*TASK DIRECTIONS*.
Restate exactly the lines below, from the one containing "What's the underlying" through the final line, and leave out the pictures.

*INPUT RECORDS*.
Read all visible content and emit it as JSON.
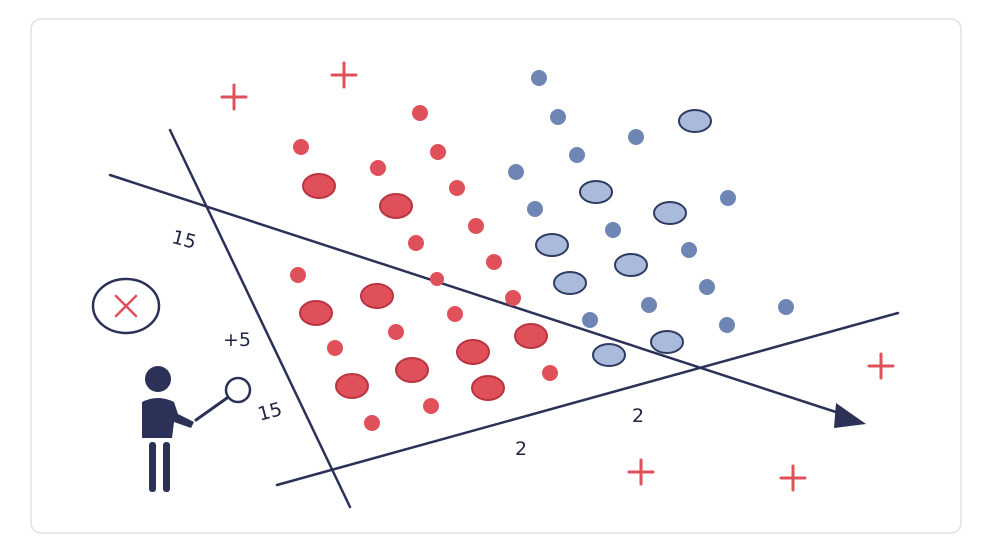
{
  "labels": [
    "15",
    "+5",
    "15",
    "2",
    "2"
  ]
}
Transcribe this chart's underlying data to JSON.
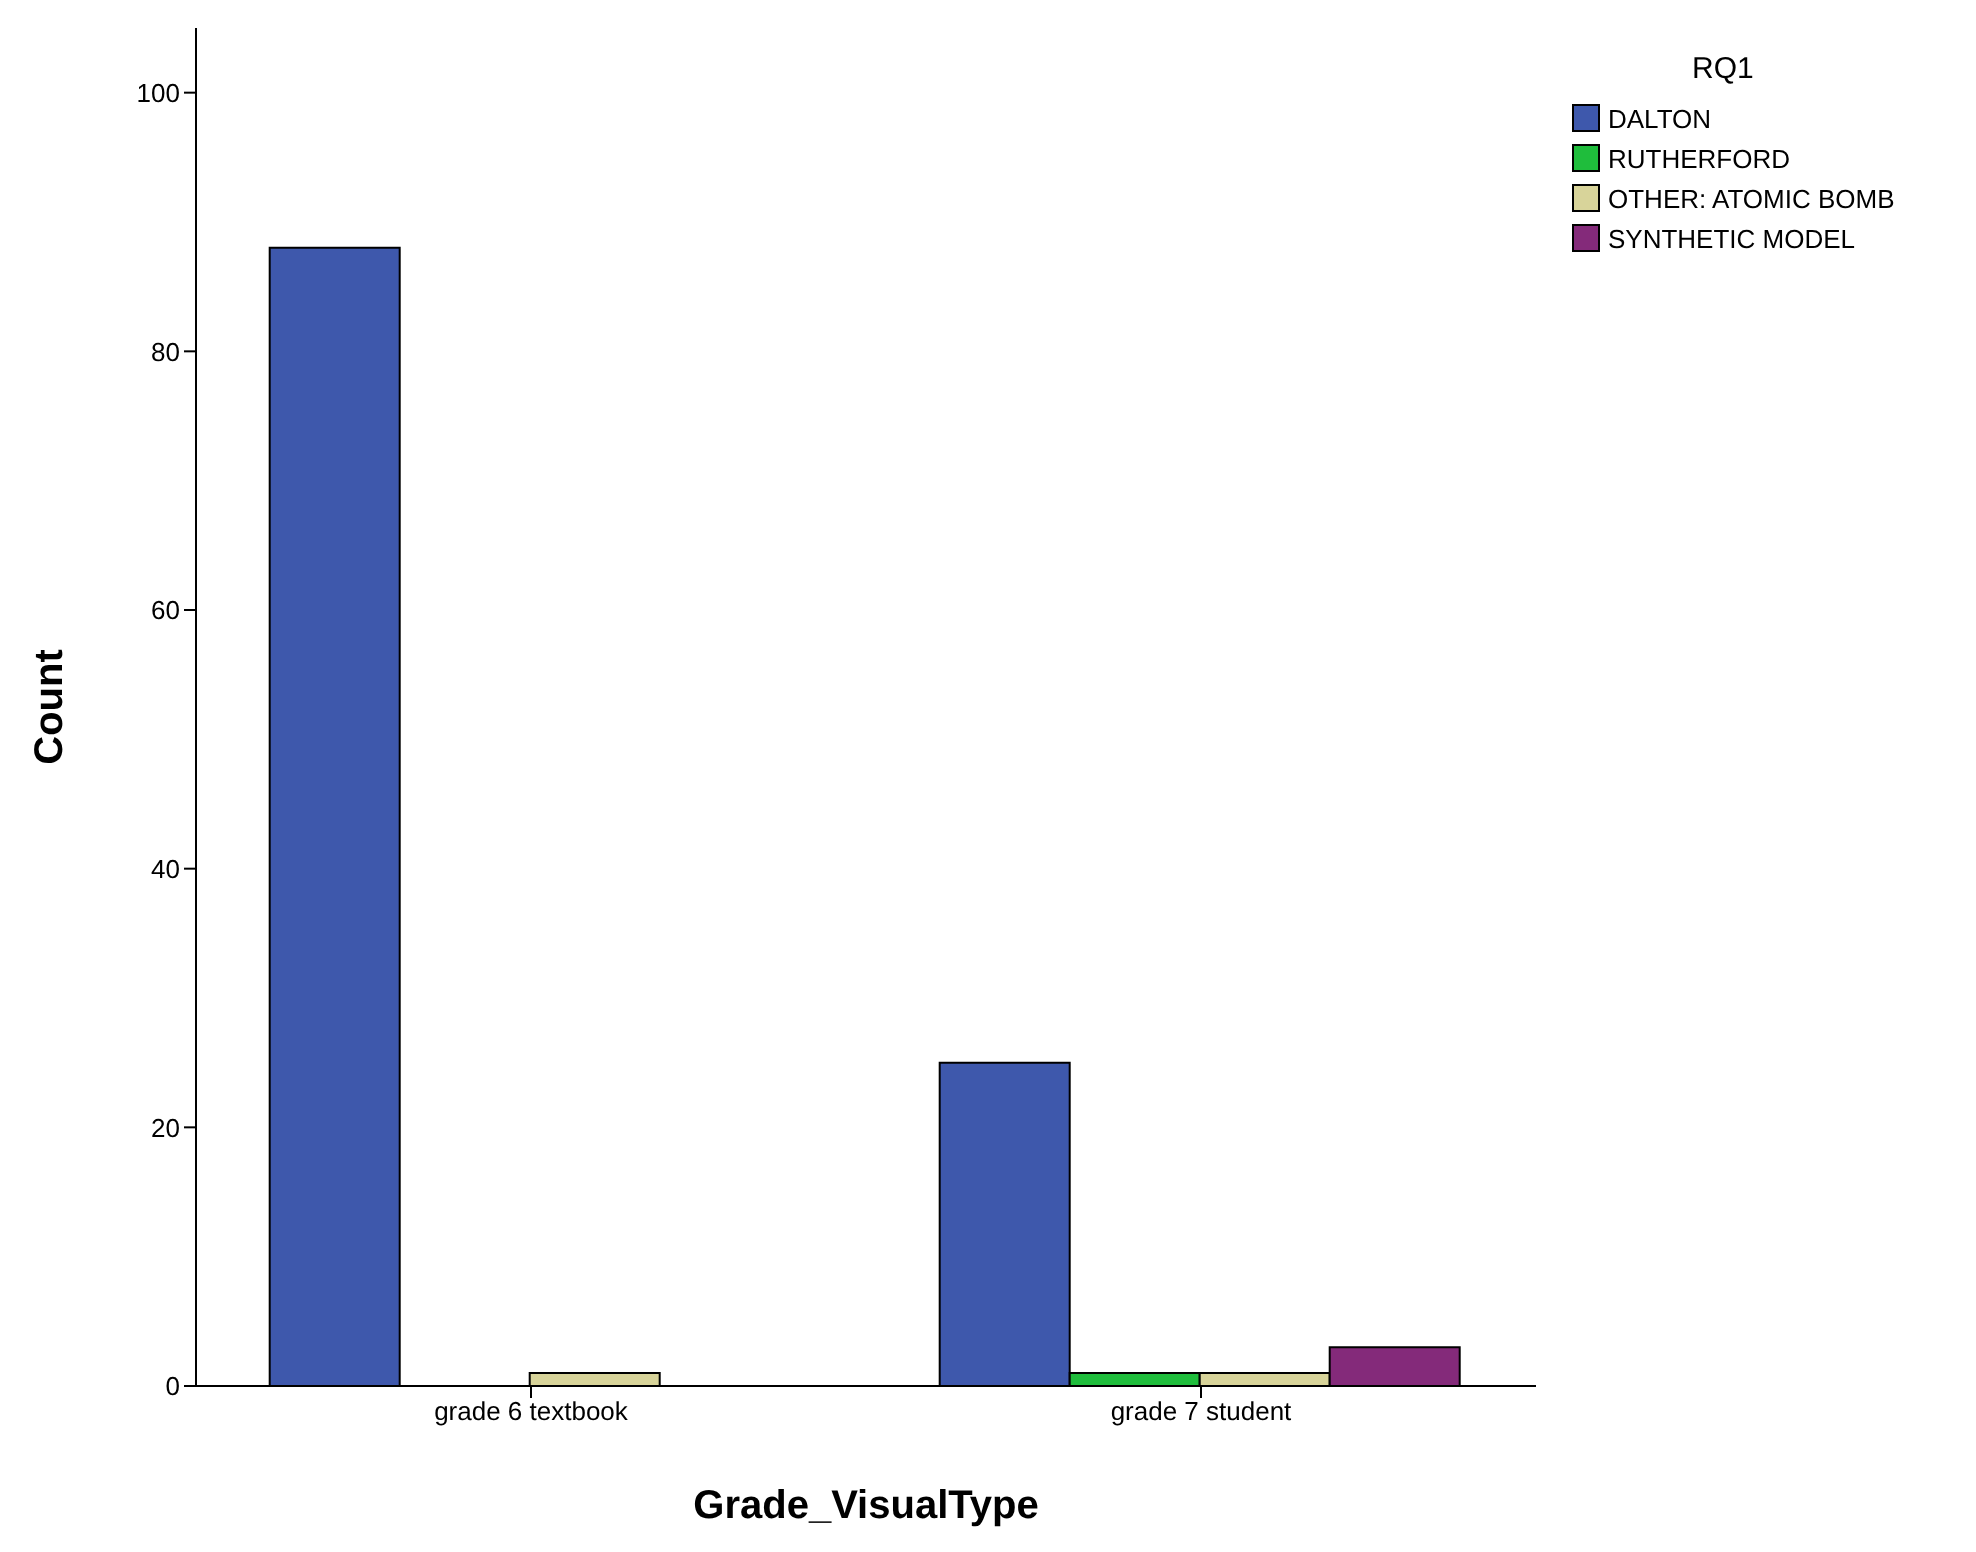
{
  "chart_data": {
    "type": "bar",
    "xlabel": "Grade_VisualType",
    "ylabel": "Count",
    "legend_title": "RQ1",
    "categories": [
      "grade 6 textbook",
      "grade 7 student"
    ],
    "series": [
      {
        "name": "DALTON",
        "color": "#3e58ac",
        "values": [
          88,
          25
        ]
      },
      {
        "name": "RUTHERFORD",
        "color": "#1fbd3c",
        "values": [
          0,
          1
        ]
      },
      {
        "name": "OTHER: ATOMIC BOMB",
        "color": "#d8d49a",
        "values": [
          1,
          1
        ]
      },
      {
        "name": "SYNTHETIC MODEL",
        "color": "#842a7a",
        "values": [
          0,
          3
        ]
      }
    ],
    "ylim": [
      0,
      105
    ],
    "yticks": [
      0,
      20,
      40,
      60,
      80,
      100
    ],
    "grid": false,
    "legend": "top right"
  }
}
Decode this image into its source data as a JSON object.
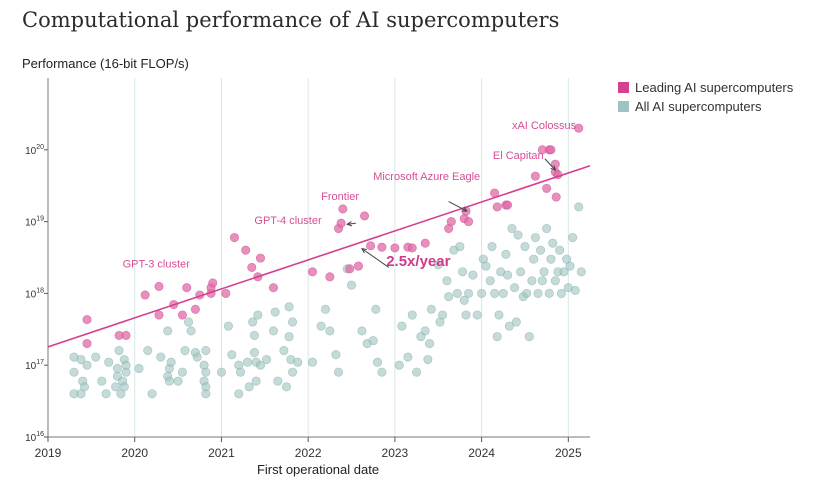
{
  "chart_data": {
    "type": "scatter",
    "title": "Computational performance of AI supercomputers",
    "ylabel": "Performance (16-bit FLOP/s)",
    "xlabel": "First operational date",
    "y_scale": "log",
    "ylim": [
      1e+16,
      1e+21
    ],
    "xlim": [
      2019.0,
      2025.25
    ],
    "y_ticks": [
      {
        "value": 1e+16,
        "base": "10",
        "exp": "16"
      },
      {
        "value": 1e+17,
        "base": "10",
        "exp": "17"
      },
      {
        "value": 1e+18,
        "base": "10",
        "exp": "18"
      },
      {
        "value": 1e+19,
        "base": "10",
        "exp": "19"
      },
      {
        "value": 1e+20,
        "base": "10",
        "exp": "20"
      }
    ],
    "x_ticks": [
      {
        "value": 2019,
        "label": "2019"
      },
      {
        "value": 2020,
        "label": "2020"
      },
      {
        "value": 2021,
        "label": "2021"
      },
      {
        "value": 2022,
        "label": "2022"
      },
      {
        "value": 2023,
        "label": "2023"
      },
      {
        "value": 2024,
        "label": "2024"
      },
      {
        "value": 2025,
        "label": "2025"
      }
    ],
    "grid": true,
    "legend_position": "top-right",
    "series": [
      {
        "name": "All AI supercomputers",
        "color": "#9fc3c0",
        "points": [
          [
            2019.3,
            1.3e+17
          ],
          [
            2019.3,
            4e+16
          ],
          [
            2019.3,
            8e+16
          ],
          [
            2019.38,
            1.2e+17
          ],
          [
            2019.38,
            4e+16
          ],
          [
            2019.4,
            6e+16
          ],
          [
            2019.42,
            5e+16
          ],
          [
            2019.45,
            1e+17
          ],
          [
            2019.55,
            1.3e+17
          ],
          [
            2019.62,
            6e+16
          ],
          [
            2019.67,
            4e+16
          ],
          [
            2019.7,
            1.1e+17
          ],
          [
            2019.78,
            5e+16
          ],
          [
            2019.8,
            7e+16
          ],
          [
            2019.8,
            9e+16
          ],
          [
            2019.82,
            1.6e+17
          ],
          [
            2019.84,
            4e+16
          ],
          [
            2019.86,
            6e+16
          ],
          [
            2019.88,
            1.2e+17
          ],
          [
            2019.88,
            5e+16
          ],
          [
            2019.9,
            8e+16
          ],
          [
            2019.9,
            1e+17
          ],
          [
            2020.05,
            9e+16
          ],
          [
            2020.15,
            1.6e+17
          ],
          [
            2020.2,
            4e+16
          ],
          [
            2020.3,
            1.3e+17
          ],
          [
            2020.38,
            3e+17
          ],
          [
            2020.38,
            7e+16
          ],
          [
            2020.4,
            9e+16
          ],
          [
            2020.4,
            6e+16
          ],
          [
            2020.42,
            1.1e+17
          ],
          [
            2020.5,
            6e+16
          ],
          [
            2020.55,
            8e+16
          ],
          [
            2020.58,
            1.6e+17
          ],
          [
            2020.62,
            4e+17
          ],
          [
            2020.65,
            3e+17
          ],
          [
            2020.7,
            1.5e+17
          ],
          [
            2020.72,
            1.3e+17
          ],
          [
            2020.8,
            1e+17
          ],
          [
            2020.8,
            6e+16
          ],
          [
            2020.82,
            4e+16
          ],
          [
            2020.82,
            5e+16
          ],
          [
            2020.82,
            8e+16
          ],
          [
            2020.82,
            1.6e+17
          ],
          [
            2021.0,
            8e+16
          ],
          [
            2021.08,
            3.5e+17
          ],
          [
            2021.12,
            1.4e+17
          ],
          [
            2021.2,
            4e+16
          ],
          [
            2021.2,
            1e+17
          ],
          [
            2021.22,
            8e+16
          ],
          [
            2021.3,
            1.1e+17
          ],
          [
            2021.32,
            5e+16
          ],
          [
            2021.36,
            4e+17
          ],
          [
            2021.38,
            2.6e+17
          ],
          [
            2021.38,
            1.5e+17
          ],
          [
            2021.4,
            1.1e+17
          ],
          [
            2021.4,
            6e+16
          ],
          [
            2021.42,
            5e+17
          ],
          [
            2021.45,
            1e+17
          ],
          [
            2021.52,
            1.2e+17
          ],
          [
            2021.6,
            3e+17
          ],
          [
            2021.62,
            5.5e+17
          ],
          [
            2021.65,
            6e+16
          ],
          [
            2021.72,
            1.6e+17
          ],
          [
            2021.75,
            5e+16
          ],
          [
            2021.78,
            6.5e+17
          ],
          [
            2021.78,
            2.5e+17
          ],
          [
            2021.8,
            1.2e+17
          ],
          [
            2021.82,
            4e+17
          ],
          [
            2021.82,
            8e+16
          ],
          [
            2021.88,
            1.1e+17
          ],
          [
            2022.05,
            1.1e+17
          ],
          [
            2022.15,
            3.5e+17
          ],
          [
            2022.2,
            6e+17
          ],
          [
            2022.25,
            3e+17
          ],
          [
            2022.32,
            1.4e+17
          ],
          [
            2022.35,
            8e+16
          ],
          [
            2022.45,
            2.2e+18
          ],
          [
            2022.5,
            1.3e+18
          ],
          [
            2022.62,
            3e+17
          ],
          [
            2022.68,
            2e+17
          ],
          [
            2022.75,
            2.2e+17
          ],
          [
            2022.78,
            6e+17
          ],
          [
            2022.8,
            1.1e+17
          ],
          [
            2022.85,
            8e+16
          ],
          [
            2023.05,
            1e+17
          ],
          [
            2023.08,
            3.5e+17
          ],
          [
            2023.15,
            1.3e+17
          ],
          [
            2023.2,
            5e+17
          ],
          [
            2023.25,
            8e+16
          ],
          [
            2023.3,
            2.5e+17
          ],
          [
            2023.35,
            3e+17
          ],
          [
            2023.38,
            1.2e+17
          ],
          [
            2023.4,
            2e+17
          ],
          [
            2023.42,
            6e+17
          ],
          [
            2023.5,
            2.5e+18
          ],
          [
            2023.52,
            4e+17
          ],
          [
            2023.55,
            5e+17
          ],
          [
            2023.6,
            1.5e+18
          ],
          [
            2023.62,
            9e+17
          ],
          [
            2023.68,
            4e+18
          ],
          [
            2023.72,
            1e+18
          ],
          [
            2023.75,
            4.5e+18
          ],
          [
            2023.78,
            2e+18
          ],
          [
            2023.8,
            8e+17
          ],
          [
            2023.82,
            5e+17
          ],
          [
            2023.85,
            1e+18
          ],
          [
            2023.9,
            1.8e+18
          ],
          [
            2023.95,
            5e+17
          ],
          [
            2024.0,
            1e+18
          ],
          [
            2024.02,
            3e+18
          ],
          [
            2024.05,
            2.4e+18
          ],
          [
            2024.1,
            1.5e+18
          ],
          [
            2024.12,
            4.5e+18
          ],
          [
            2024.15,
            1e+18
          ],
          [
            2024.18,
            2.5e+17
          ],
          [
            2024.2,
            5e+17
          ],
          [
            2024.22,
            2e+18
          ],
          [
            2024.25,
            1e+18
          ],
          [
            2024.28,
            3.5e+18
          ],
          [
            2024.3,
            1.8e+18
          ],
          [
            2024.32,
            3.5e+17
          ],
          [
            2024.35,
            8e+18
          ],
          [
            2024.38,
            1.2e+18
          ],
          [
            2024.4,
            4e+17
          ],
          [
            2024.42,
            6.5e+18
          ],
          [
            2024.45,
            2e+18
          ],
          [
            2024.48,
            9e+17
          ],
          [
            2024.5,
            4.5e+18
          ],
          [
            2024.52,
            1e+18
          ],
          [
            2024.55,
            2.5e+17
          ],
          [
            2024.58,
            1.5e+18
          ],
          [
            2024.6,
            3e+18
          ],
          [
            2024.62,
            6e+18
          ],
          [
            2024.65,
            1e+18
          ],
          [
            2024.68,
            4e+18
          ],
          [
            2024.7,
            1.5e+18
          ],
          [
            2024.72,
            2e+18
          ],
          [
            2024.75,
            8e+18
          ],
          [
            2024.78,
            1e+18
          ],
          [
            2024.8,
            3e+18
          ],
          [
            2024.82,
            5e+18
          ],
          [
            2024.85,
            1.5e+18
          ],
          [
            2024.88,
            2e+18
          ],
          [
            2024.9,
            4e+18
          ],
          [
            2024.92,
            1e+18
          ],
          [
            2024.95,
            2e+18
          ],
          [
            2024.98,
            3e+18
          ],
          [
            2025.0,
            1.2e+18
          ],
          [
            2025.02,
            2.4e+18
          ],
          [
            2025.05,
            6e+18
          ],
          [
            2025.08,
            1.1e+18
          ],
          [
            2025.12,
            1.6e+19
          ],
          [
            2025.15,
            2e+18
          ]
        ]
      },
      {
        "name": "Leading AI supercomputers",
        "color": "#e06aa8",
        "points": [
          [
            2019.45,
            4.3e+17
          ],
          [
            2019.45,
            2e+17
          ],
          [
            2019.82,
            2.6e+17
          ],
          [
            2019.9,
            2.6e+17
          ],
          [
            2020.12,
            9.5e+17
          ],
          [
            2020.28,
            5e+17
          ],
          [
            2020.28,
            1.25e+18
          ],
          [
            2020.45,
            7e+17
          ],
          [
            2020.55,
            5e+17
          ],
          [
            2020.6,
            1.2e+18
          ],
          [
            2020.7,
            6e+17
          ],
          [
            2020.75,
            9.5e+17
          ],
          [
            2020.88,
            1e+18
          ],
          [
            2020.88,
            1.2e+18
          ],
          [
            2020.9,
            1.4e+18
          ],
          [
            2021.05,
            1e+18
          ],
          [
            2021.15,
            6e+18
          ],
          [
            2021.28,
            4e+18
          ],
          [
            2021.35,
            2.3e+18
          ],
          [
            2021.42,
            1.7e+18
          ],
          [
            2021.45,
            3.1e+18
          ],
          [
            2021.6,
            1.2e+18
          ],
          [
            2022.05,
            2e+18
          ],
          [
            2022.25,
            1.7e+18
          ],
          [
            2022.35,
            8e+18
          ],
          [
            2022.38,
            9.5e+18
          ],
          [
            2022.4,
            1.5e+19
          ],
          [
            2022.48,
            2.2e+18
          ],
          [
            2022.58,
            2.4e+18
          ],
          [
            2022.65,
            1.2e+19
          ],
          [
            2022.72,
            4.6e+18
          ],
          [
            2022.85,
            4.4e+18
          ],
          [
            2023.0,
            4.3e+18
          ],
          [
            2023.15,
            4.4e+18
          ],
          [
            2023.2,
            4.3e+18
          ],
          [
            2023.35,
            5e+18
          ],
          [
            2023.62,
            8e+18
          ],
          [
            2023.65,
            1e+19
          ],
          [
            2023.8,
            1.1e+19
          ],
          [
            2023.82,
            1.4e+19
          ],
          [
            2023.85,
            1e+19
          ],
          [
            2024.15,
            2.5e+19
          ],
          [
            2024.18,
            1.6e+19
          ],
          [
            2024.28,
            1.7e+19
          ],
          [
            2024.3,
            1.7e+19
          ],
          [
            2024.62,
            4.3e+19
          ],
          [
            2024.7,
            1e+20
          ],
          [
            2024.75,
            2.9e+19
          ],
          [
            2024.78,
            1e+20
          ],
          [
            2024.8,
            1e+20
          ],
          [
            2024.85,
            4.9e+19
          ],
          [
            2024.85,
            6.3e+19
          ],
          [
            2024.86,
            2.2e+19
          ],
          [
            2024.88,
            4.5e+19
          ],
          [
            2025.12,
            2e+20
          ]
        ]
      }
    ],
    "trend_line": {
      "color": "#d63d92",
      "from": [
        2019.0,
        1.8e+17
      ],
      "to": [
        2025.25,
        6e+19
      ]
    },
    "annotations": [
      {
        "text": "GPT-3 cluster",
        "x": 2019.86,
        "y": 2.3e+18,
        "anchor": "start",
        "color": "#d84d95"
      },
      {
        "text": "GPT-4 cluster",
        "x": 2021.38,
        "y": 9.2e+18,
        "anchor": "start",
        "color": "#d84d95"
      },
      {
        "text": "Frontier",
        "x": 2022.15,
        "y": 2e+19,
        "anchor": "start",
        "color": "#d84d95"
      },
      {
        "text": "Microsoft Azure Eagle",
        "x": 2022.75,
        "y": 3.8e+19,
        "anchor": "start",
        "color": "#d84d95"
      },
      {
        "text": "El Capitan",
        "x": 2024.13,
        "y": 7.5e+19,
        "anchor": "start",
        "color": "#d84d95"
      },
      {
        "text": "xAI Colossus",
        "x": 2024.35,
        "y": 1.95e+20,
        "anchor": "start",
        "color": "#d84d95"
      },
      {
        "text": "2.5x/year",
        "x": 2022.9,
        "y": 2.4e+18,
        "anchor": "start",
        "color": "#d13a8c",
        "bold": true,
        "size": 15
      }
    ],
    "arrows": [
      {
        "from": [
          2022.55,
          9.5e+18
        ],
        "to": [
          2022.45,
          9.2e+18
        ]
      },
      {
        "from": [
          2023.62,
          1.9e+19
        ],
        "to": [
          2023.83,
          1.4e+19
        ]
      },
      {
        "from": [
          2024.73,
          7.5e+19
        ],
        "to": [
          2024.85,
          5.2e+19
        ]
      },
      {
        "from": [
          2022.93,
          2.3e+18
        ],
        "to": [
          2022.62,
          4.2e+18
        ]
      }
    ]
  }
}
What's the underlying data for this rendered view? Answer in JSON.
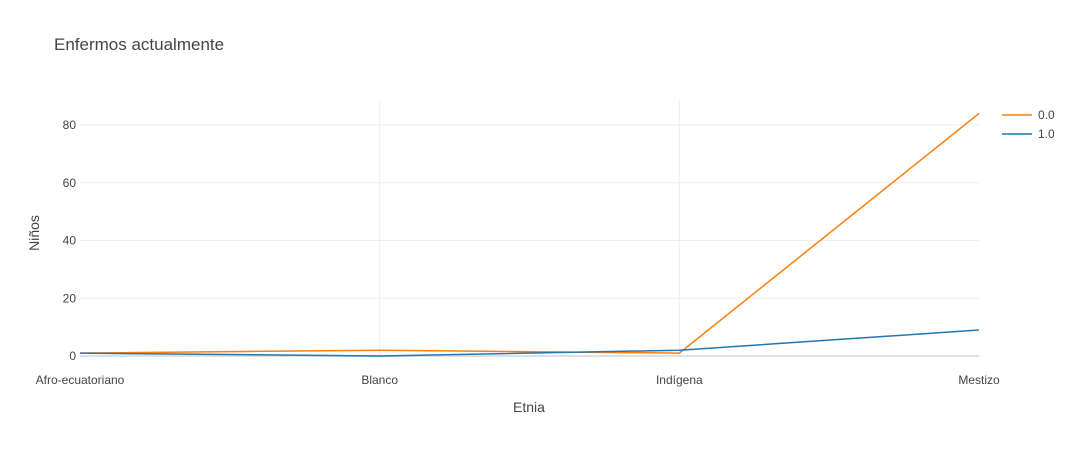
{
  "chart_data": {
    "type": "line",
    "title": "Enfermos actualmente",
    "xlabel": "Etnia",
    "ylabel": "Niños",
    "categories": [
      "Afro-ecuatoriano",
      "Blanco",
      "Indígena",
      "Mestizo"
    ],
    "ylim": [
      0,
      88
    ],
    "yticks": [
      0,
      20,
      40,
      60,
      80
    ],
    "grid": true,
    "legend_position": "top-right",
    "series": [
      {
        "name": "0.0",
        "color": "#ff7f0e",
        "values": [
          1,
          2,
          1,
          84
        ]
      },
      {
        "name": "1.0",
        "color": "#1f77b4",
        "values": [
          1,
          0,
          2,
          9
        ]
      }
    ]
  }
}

*THE OUTPUT*.
What's the underlying data for this rendered view? Answer in JSON.
{
  "chart_data": {
    "type": "line",
    "title": "Enfermos actualmente",
    "xlabel": "Etnia",
    "ylabel": "Niños",
    "categories": [
      "Afro-ecuatoriano",
      "Blanco",
      "Indígena",
      "Mestizo"
    ],
    "ylim": [
      0,
      88
    ],
    "yticks": [
      0,
      20,
      40,
      60,
      80
    ],
    "grid": true,
    "legend_position": "top-right",
    "series": [
      {
        "name": "0.0",
        "color": "#ff7f0e",
        "values": [
          1,
          2,
          1,
          84
        ]
      },
      {
        "name": "1.0",
        "color": "#1f77b4",
        "values": [
          1,
          0,
          2,
          9
        ]
      }
    ]
  }
}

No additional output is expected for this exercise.